### ENTRIES ###

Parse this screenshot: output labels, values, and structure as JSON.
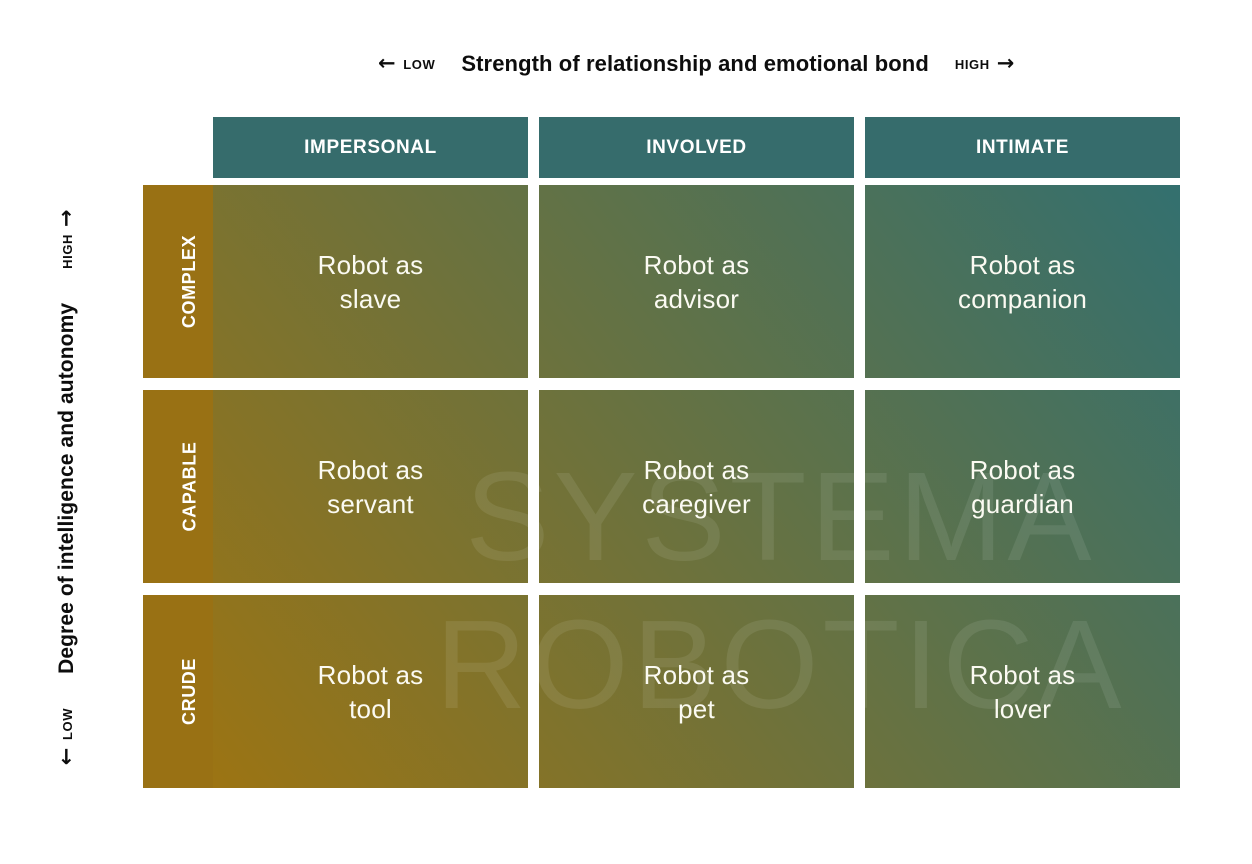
{
  "top_axis": {
    "left_arrow": "←",
    "low_label": "LOW",
    "title": "Strength of relationship and emotional bond",
    "high_label": "HIGH",
    "right_arrow": "→"
  },
  "left_axis": {
    "down_arrow": "←",
    "low_label": "LOW",
    "title": "Degree of intelligence and autonomy",
    "high_label": "HIGH",
    "up_arrow": "→"
  },
  "column_headers": [
    {
      "label": "IMPERSONAL"
    },
    {
      "label": "INVOLVED"
    },
    {
      "label": "INTIMATE"
    }
  ],
  "row_headers": [
    {
      "label": "COMPLEX"
    },
    {
      "label": "CAPABLE"
    },
    {
      "label": "CRUDE"
    }
  ],
  "cells": [
    [
      {
        "line1": "Robot as",
        "line2": "slave"
      },
      {
        "line1": "Robot as",
        "line2": "advisor"
      },
      {
        "line1": "Robot as",
        "line2": "companion"
      }
    ],
    [
      {
        "line1": "Robot as",
        "line2": "servant"
      },
      {
        "line1": "Robot as",
        "line2": "caregiver"
      },
      {
        "line1": "Robot as",
        "line2": "guardian"
      }
    ],
    [
      {
        "line1": "Robot as",
        "line2": "tool"
      },
      {
        "line1": "Robot as",
        "line2": "pet"
      },
      {
        "line1": "Robot as",
        "line2": "lover"
      }
    ]
  ],
  "watermark": {
    "line1": "SYSTEMA",
    "line2": "ROBOTICA"
  },
  "colors": {
    "header_teal": "#366c6c",
    "row_gold": "#997114",
    "gradient_start": "#9c7413",
    "gradient_end": "#33706f",
    "cell_text": "#fbfaf2",
    "axis_text": "#0d0d0d",
    "page_bg": "#ffffff"
  }
}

###

--- PROBLEM DESCRIPTION ---
Scan the material for lines with the word "title", and copy each line you find.

--- PROBLEM SOLUTION ---
    "title": "Strength of relationship and emotional bond",
    "title": "Degree of intelligence and autonomy",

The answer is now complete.